[Items from a dataset]
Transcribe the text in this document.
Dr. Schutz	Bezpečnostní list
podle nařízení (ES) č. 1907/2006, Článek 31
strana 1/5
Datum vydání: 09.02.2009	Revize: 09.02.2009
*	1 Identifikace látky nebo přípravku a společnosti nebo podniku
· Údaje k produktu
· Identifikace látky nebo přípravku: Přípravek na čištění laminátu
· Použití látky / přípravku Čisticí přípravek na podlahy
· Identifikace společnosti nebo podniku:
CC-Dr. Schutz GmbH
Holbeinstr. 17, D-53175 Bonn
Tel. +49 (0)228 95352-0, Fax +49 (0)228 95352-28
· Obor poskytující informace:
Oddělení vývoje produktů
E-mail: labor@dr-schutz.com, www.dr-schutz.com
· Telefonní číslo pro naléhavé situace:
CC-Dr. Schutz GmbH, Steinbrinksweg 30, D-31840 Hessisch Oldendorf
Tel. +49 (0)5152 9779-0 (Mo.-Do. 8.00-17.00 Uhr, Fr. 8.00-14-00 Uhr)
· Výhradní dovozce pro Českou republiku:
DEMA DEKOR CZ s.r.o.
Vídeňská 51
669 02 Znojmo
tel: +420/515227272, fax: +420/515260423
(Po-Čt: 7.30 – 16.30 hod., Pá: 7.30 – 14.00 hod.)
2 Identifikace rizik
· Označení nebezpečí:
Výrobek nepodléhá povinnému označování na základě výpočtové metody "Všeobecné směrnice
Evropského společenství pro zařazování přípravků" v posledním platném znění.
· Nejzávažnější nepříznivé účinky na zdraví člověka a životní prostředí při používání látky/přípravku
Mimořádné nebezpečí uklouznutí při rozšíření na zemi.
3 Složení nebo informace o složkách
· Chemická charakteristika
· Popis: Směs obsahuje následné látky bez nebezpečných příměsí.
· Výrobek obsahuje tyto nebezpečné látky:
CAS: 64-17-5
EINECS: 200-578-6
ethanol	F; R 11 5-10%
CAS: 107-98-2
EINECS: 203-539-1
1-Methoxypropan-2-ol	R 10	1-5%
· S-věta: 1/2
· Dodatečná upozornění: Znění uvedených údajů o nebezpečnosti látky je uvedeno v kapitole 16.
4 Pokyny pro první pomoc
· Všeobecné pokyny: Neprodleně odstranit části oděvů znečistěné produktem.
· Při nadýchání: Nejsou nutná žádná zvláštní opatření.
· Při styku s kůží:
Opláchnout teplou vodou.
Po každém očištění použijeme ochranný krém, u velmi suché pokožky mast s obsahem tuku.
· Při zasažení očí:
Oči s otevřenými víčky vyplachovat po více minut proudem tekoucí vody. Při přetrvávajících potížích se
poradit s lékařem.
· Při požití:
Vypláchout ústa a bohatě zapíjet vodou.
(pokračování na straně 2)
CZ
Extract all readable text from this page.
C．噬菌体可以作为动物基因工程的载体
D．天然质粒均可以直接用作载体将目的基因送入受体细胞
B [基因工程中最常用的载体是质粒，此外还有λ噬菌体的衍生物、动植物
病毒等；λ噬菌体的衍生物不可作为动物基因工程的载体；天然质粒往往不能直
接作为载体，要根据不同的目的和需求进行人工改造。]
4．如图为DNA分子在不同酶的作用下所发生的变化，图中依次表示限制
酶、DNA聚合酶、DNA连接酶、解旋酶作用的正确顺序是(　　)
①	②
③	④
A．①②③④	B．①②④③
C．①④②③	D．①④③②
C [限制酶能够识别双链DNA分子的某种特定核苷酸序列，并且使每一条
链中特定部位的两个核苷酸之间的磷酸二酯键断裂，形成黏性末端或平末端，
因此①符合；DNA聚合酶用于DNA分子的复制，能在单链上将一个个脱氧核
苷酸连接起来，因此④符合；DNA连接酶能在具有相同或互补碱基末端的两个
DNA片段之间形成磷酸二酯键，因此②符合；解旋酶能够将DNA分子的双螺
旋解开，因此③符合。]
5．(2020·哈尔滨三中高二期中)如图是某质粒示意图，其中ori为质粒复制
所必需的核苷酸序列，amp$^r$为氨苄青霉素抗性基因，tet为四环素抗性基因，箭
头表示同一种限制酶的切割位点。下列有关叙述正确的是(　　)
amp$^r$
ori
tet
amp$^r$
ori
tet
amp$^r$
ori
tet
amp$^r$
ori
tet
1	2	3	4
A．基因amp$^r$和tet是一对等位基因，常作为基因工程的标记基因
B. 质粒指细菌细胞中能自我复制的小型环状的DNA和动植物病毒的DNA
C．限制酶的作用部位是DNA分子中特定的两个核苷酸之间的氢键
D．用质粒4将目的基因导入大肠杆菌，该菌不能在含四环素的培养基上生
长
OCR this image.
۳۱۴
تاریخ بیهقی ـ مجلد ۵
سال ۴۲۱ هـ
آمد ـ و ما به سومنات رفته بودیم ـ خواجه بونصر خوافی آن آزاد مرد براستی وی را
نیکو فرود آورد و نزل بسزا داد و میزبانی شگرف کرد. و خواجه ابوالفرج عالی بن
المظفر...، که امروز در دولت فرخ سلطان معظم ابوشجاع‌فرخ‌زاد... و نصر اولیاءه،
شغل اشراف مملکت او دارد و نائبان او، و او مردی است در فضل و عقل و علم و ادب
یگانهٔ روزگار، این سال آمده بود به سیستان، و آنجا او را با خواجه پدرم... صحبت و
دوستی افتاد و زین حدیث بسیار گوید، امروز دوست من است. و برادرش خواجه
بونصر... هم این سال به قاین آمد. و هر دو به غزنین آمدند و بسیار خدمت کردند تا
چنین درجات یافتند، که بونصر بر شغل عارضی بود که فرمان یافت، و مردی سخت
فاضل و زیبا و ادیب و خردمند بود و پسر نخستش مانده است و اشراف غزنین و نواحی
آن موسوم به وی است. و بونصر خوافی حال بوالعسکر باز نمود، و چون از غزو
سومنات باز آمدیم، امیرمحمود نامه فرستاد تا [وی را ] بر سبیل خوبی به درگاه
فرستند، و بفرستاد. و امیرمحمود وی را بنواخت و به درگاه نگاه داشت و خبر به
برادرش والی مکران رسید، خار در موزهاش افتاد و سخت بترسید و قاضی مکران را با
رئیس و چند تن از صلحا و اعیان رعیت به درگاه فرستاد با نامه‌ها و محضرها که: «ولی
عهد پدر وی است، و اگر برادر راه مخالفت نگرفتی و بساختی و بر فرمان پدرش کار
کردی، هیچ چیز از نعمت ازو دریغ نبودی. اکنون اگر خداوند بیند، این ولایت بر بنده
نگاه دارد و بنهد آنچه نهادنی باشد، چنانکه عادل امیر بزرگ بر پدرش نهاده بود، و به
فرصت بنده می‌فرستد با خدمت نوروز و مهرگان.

## AIM OF THE TASK
Above are the records; copy all of them exactly.

## THE OUTPUT
Transcribe the text in this document.
Dr. Schutz	Bezpečnostní list
podle nařízení (ES) č. 1907/2006, Článek 31
strana 1/5
Datum vydání: 09.02.2009	Revize: 09.02.2009
*	1 Identifikace látky nebo přípravku a společnosti nebo podniku
· Údaje k produktu
· Identifikace látky nebo přípravku: Přípravek na čištění laminátu
· Použití látky / přípravku Čisticí přípravek na podlahy
· Identifikace společnosti nebo podniku:
CC-Dr. Schutz GmbH
Holbeinstr. 17, D-53175 Bonn
Tel. +49 (0)228 95352-0, Fax +49 (0)228 95352-28
· Obor poskytující informace:
Oddělení vývoje produktů
E-mail: labor@dr-schutz.com, www.dr-schutz.com
· Telefonní číslo pro naléhavé situace:
CC-Dr. Schutz GmbH, Steinbrinksweg 30, D-31840 Hessisch Oldendorf
Tel. +49 (0)5152 9779-0 (Mo.-Do. 8.00-17.00 Uhr, Fr. 8.00-14-00 Uhr)
· Výhradní dovozce pro Českou republiku:
DEMA DEKOR CZ s.r.o.
Vídeňská 51
669 02 Znojmo
tel: +420/515227272, fax: +420/515260423
(Po-Čt: 7.30 – 16.30 hod., Pá: 7.30 – 14.00 hod.)
2 Identifikace rizik
· Označení nebezpečí:
Výrobek nepodléhá povinnému označování na základě výpočtové metody "Všeobecné směrnice
Evropského společenství pro zařazování přípravků" v posledním platném znění.
· Nejzávažnější nepříznivé účinky na zdraví člověka a životní prostředí při používání látky/přípravku
Mimořádné nebezpečí uklouznutí při rozšíření na zemi.
3 Složení nebo informace o složkách
· Chemická charakteristika
· Popis: Směs obsahuje následné látky bez nebezpečných příměsí.
· Výrobek obsahuje tyto nebezpečné látky:
CAS: 64-17-5
EINECS: 200-578-6
ethanol	F; R 11 5-10%
CAS: 107-98-2
EINECS: 203-539-1
1-Methoxypropan-2-ol	R 10	1-5%
· S-věta: 1/2
· Dodatečná upozornění: Znění uvedených údajů o nebezpečnosti látky je uvedeno v kapitole 16.
4 Pokyny pro první pomoc
· Všeobecné pokyny: Neprodleně odstranit části oděvů znečistěné produktem.
· Při nadýchání: Nejsou nutná žádná zvláštní opatření.
· Při styku s kůží:
Opláchnout teplou vodou.
Po každém očištění použijeme ochranný krém, u velmi suché pokožky mast s obsahem tuku.
· Při zasažení očí:
Oči s otevřenými víčky vyplachovat po více minut proudem tekoucí vody. Při přetrvávajících potížích se
poradit s lékařem.
· Při požití:
Vypláchout ústa a bohatě zapíjet vodou.
(pokračování na straně 2)
CZ
Extract all readable text from this page.
C．噬菌体可以作为动物基因工程的载体
D．天然质粒均可以直接用作载体将目的基因送入受体细胞
B [基因工程中最常用的载体是质粒，此外还有λ噬菌体的衍生物、动植物
病毒等；λ噬菌体的衍生物不可作为动物基因工程的载体；天然质粒往往不能直
接作为载体，要根据不同的目的和需求进行人工改造。]
4．如图为DNA分子在不同酶的作用下所发生的变化，图中依次表示限制
酶、DNA聚合酶、DNA连接酶、解旋酶作用的正确顺序是(　　)
①	②
③	④
A．①②③④	B．①②④③
C．①④②③	D．①④③②
C [限制酶能够识别双链DNA分子的某种特定核苷酸序列，并且使每一条
链中特定部位的两个核苷酸之间的磷酸二酯键断裂，形成黏性末端或平末端，
因此①符合；DNA聚合酶用于DNA分子的复制，能在单链上将一个个脱氧核
苷酸连接起来，因此④符合；DNA连接酶能在具有相同或互补碱基末端的两个
DNA片段之间形成磷酸二酯键，因此②符合；解旋酶能够将DNA分子的双螺
旋解开，因此③符合。]
5．(2020·哈尔滨三中高二期中)如图是某质粒示意图，其中ori为质粒复制
所必需的核苷酸序列，amp$^r$为氨苄青霉素抗性基因，tet为四环素抗性基因，箭
头表示同一种限制酶的切割位点。下列有关叙述正确的是(　　)
amp$^r$
ori
tet
amp$^r$
ori
tet
amp$^r$
ori
tet
amp$^r$
ori
tet
1	2	3	4
A．基因amp$^r$和tet是一对等位基因，常作为基因工程的标记基因
B. 质粒指细菌细胞中能自我复制的小型环状的DNA和动植物病毒的DNA
C．限制酶的作用部位是DNA分子中特定的两个核苷酸之间的氢键
D．用质粒4将目的基因导入大肠杆菌，该菌不能在含四环素的培养基上生
长
OCR this image.
۳۱۴
تاریخ بیهقی ـ مجلد ۵
سال ۴۲۱ هـ
آمد ـ و ما به سومنات رفته بودیم ـ خواجه بونصر خوافی آن آزاد مرد براستی وی را
نیکو فرود آورد و نزل بسزا داد و میزبانی شگرف کرد. و خواجه ابوالفرج عالی بن
المظفر...، که امروز در دولت فرخ سلطان معظم ابوشجاع‌فرخ‌زاد... و نصر اولیاءه،
شغل اشراف مملکت او دارد و نائبان او، و او مردی است در فضل و عقل و علم و ادب
یگانهٔ روزگار، این سال آمده بود به سیستان، و آنجا او را با خواجه پدرم... صحبت و
دوستی افتاد و زین حدیث بسیار گوید، امروز دوست من است. و برادرش خواجه
بونصر... هم این سال به قاین آمد. و هر دو به غزنین آمدند و بسیار خدمت کردند تا
چنین درجات یافتند، که بونصر بر شغل عارضی بود که فرمان یافت، و مردی سخت
فاضل و زیبا و ادیب و خردمند بود و پسر نخستش مانده است و اشراف غزنین و نواحی
آن موسوم به وی است. و بونصر خوافی حال بوالعسکر باز نمود، و چون از غزو
سومنات باز آمدیم، امیرمحمود نامه فرستاد تا [وی را ] بر سبیل خوبی به درگاه
فرستند، و بفرستاد. و امیرمحمود وی را بنواخت و به درگاه نگاه داشت و خبر به
برادرش والی مکران رسید، خار در موزهاش افتاد و سخت بترسید و قاضی مکران را با
رئیس و چند تن از صلحا و اعیان رعیت به درگاه فرستاد با نامه‌ها و محضرها که: «ولی
عهد پدر وی است، و اگر برادر راه مخالفت نگرفتی و بساختی و بر فرمان پدرش کار
کردی، هیچ چیز از نعمت ازو دریغ نبودی. اکنون اگر خداوند بیند، این ولایت بر بنده
نگاه دارد و بنهد آنچه نهادنی باشد، چنانکه عادل امیر بزرگ بر پدرش نهاده بود، و به
فرصت بنده می‌فرستد با خدمت نوروز و مهرگان.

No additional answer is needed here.